§ Instruction: Transcribe every line of the records verbatim.

§ Records shown:

::::::

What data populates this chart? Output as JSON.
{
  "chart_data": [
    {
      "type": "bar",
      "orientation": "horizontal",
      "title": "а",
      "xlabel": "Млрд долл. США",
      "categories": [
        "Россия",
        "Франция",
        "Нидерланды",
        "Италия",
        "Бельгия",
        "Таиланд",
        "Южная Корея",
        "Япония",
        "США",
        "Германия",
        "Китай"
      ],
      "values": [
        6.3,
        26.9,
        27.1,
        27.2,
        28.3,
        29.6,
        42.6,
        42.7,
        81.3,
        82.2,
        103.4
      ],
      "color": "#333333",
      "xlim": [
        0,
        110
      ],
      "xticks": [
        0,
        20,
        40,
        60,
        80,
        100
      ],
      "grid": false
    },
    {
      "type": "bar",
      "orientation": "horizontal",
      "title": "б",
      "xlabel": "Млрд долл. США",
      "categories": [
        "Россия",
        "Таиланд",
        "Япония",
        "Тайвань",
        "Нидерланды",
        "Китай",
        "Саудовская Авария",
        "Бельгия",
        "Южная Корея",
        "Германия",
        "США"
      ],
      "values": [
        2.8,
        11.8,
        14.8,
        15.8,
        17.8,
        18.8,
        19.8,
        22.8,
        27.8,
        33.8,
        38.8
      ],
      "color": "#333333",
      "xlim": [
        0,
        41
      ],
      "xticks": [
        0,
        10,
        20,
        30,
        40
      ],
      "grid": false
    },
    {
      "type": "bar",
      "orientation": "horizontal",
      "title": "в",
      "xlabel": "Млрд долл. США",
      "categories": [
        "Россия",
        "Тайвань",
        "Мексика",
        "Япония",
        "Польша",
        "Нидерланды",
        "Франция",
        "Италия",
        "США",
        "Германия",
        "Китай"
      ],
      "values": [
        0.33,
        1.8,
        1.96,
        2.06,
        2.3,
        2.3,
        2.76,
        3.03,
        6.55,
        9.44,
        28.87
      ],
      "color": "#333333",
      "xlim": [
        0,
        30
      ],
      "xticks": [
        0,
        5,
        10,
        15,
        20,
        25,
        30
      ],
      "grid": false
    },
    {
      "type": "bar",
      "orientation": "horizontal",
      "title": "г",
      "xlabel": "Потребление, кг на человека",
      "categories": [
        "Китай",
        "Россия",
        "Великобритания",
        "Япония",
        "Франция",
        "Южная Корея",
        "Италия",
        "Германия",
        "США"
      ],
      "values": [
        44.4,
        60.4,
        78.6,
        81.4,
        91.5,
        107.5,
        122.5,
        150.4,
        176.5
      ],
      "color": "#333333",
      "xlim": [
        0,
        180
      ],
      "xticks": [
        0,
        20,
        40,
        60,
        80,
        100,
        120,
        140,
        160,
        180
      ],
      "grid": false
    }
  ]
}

::::::

§ The output:
What data populates this chart? Output as JSON.
{
  "chart_data": [
    {
      "type": "bar",
      "orientation": "horizontal",
      "title": "а",
      "xlabel": "Млрд долл. США",
      "categories": [
        "Россия",
        "Франция",
        "Нидерланды",
        "Италия",
        "Бельгия",
        "Таиланд",
        "Южная Корея",
        "Япония",
        "США",
        "Германия",
        "Китай"
      ],
      "values": [
        6.3,
        26.9,
        27.1,
        27.2,
        28.3,
        29.6,
        42.6,
        42.7,
        81.3,
        82.2,
        103.4
      ],
      "color": "#333333",
      "xlim": [
        0,
        110
      ],
      "xticks": [
        0,
        20,
        40,
        60,
        80,
        100
      ],
      "grid": false
    },
    {
      "type": "bar",
      "orientation": "horizontal",
      "title": "б",
      "xlabel": "Млрд долл. США",
      "categories": [
        "Россия",
        "Таиланд",
        "Япония",
        "Тайвань",
        "Нидерланды",
        "Китай",
        "Саудовская Авария",
        "Бельгия",
        "Южная Корея",
        "Германия",
        "США"
      ],
      "values": [
        2.8,
        11.8,
        14.8,
        15.8,
        17.8,
        18.8,
        19.8,
        22.8,
        27.8,
        33.8,
        38.8
      ],
      "color": "#333333",
      "xlim": [
        0,
        41
      ],
      "xticks": [
        0,
        10,
        20,
        30,
        40
      ],
      "grid": false
    },
    {
      "type": "bar",
      "orientation": "horizontal",
      "title": "в",
      "xlabel": "Млрд долл. США",
      "categories": [
        "Россия",
        "Тайвань",
        "Мексика",
        "Япония",
        "Польша",
        "Нидерланды",
        "Франция",
        "Италия",
        "США",
        "Германия",
        "Китай"
      ],
      "values": [
        0.33,
        1.8,
        1.96,
        2.06,
        2.3,
        2.3,
        2.76,
        3.03,
        6.55,
        9.44,
        28.87
      ],
      "color": "#333333",
      "xlim": [
        0,
        30
      ],
      "xticks": [
        0,
        5,
        10,
        15,
        20,
        25,
        30
      ],
      "grid": false
    },
    {
      "type": "bar",
      "orientation": "horizontal",
      "title": "г",
      "xlabel": "Потребление, кг на человека",
      "categories": [
        "Китай",
        "Россия",
        "Великобритания",
        "Япония",
        "Франция",
        "Южная Корея",
        "Италия",
        "Германия",
        "США"
      ],
      "values": [
        44.4,
        60.4,
        78.6,
        81.4,
        91.5,
        107.5,
        122.5,
        150.4,
        176.5
      ],
      "color": "#333333",
      "xlim": [
        0,
        180
      ],
      "xticks": [
        0,
        20,
        40,
        60,
        80,
        100,
        120,
        140,
        160,
        180
      ],
      "grid": false
    }
  ]
}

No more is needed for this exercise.